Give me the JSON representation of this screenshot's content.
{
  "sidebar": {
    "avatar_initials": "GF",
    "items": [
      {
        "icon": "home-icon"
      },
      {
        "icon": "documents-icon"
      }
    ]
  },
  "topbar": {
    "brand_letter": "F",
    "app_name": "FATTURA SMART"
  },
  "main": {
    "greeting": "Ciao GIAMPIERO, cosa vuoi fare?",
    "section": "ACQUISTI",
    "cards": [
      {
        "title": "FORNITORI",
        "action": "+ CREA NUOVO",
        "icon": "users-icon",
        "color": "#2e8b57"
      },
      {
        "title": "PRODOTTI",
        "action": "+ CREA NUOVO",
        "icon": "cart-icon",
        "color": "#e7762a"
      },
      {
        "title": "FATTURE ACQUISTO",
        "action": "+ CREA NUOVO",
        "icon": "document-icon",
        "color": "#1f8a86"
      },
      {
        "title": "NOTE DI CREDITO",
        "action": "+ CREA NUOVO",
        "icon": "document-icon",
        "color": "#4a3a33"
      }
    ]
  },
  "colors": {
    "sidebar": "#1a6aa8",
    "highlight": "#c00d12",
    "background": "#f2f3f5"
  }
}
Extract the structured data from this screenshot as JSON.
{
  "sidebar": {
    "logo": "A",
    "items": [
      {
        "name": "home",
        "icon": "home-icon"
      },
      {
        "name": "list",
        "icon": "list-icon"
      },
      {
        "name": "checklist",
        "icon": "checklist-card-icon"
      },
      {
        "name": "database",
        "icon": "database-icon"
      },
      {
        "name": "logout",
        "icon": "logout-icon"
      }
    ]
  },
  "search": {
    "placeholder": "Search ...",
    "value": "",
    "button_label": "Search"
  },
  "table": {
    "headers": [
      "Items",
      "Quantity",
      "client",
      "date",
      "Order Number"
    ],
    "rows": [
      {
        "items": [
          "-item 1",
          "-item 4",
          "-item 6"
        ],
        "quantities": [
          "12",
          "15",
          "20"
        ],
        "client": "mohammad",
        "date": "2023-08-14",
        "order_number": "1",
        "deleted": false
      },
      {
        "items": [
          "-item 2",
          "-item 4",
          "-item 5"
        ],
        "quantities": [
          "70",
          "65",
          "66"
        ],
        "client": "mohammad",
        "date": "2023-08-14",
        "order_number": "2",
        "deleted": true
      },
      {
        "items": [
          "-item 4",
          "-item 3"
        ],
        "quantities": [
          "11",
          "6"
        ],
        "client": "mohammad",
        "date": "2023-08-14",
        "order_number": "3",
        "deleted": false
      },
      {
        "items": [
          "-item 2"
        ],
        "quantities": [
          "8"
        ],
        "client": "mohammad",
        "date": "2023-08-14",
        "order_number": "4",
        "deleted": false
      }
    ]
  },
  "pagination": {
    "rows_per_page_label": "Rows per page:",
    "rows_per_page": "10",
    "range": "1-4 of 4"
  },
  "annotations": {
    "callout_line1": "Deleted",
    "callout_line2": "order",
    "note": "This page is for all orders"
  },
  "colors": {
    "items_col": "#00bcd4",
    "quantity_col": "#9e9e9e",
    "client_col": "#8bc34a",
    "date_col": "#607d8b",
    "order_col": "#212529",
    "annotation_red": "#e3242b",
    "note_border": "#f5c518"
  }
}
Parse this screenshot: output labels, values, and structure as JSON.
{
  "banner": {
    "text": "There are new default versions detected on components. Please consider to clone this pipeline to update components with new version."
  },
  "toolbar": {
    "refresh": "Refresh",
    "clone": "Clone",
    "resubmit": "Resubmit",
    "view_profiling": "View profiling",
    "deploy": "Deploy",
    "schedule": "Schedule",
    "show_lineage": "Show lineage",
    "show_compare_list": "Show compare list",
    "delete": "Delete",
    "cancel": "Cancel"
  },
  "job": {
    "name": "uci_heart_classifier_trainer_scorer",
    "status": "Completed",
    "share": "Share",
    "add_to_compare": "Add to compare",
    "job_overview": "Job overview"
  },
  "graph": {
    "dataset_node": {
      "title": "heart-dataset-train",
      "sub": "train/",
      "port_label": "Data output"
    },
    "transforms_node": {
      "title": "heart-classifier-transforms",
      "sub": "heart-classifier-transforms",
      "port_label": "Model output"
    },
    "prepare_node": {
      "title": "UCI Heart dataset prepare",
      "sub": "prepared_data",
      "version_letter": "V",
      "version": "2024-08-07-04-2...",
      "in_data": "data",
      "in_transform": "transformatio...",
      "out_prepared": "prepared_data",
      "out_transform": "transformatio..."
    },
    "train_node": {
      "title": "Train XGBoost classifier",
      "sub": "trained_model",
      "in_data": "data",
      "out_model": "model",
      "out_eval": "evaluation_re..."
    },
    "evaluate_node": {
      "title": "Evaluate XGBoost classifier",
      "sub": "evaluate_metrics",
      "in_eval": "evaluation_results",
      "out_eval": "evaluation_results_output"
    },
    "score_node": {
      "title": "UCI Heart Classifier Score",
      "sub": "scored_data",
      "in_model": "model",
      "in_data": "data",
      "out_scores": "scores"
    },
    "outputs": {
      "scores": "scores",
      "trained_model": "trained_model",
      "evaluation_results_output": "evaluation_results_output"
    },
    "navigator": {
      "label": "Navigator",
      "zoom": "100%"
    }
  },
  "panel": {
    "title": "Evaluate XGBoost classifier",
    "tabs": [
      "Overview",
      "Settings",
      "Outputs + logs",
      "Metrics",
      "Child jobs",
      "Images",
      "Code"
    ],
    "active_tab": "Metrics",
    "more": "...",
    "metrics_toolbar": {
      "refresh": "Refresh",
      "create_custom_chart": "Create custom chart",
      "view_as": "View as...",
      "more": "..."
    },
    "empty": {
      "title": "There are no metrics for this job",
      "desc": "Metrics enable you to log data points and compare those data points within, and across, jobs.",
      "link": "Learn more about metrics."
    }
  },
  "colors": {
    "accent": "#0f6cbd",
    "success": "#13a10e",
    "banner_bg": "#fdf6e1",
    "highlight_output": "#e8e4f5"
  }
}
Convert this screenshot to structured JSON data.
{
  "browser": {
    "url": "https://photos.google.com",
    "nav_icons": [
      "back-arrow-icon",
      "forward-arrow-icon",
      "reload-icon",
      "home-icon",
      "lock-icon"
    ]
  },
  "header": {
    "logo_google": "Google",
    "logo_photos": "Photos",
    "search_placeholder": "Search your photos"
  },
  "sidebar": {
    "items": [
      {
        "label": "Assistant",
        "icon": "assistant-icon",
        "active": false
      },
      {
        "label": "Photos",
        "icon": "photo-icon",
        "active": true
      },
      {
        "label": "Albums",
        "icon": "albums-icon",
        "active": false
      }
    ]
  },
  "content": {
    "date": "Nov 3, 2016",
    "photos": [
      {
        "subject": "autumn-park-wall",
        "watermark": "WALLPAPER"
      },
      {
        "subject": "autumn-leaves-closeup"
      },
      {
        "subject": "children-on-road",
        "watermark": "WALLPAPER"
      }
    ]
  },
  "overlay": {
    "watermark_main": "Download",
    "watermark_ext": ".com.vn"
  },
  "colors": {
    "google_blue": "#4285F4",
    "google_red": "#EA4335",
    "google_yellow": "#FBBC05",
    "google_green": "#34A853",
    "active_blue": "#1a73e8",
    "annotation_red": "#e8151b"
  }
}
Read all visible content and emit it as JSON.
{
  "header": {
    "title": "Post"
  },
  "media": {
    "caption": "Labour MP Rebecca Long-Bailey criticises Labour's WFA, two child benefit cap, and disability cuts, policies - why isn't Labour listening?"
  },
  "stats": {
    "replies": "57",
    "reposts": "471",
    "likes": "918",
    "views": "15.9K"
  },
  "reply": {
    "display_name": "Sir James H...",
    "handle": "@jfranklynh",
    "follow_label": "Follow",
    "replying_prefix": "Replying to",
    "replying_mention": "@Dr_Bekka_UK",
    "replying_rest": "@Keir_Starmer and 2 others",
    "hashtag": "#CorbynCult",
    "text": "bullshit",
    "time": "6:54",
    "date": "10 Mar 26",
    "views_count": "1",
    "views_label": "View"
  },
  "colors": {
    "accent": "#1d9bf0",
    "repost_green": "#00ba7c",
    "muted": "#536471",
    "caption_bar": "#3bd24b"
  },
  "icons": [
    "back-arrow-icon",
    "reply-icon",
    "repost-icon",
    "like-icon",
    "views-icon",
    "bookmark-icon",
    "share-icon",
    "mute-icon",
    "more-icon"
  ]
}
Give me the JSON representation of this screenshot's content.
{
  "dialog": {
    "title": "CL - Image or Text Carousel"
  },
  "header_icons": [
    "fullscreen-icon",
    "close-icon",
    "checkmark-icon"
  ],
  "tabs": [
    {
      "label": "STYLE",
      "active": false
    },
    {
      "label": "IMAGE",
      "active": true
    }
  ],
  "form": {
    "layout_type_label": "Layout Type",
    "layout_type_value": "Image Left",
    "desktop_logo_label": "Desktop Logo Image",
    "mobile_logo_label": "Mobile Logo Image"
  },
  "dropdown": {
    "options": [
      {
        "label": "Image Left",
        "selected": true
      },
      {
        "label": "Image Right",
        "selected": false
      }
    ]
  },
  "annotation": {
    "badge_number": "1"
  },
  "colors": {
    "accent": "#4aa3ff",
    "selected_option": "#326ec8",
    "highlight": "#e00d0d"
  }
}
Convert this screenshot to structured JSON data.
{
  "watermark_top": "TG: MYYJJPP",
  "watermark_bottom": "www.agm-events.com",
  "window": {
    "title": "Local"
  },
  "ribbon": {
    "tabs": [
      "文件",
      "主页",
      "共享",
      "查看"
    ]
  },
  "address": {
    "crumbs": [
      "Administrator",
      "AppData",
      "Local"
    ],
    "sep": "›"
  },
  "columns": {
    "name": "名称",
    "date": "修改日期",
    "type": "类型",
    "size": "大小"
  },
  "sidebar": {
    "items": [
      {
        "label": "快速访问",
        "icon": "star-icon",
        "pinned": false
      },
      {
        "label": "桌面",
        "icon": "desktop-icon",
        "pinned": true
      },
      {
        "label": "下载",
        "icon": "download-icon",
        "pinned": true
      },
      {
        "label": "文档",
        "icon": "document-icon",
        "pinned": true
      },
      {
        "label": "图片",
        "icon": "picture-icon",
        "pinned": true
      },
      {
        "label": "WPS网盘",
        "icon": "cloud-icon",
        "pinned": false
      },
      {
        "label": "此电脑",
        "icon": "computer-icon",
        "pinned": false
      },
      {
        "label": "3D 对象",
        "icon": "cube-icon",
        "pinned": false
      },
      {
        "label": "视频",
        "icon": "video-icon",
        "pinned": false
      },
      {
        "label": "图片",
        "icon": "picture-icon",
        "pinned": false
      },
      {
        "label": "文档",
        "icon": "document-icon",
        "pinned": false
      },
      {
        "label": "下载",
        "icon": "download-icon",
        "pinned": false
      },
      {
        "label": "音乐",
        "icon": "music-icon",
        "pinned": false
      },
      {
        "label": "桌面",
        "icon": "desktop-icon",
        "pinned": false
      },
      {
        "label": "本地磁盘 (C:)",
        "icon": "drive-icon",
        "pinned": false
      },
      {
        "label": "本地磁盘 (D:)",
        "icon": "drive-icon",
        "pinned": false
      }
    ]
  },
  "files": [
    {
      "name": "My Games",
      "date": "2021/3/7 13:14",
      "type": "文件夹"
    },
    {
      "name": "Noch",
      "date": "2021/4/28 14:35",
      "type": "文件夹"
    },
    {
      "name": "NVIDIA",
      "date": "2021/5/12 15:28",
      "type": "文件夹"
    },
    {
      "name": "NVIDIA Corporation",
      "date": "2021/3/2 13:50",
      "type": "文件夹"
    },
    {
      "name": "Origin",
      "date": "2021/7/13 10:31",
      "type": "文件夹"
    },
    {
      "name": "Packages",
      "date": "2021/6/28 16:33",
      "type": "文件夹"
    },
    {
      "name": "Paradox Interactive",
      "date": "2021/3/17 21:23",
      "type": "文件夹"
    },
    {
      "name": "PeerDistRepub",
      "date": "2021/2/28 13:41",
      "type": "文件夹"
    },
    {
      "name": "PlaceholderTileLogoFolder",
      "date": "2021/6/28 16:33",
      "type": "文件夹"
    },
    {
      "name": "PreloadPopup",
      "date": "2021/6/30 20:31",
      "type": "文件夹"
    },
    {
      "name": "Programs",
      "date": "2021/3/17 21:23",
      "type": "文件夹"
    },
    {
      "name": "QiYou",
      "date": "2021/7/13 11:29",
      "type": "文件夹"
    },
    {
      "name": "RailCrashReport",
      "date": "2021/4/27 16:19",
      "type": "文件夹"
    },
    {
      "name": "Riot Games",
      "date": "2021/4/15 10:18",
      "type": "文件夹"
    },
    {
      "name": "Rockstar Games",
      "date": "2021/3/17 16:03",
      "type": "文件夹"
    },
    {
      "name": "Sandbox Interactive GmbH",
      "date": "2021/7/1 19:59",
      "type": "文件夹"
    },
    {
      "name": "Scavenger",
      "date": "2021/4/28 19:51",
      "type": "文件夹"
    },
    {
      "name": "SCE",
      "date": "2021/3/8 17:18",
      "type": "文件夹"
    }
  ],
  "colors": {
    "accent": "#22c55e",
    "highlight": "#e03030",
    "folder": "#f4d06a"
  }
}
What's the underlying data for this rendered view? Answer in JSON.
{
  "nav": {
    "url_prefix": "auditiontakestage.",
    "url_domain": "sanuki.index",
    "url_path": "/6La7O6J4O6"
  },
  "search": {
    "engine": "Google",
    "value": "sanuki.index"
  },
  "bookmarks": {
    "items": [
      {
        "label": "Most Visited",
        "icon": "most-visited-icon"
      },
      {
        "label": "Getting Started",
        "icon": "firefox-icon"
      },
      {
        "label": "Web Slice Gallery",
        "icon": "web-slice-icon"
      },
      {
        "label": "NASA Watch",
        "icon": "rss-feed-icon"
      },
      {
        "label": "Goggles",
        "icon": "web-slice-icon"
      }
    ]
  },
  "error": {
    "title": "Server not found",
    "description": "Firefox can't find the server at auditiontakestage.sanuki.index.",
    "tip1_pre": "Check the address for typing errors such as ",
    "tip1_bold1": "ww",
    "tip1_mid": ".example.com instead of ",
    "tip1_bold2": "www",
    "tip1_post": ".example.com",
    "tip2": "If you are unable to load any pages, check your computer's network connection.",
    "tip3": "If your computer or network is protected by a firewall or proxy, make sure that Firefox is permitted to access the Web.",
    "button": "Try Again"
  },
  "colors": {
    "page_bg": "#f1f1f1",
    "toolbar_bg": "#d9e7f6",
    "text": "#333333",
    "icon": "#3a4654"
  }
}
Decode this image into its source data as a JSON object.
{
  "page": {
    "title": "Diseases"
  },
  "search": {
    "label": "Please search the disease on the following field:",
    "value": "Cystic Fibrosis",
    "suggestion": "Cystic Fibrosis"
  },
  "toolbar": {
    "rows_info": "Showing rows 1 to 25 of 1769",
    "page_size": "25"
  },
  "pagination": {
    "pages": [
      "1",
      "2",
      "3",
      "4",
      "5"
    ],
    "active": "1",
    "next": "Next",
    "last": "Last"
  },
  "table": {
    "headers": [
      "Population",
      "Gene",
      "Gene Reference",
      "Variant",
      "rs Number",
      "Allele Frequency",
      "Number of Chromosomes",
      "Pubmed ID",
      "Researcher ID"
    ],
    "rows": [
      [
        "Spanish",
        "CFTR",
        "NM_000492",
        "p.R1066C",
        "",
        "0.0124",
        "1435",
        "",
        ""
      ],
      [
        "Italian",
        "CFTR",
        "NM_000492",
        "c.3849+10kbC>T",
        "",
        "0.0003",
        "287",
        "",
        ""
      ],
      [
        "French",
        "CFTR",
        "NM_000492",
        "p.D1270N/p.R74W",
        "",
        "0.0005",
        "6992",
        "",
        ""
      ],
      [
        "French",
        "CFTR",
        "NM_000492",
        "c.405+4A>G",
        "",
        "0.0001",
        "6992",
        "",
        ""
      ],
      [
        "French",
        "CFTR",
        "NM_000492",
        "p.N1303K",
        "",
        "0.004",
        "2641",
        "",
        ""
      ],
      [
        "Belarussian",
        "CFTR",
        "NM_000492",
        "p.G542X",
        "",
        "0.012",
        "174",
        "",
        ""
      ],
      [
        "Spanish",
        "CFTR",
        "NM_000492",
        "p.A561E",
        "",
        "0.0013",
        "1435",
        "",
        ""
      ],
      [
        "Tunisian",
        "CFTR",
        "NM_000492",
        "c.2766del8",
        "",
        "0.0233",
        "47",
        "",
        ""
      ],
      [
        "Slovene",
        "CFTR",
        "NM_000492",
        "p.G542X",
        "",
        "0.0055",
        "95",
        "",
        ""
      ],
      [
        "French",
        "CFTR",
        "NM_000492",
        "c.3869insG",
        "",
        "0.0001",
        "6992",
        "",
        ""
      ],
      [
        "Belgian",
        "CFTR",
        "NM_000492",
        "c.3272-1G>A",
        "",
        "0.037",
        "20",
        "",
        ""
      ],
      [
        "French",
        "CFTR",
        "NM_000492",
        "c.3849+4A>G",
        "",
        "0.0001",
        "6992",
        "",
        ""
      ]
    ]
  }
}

» **Stated goal**
Work out how many lines of the data hold the string "clone". Reply with that number alone.

» **Task output**
2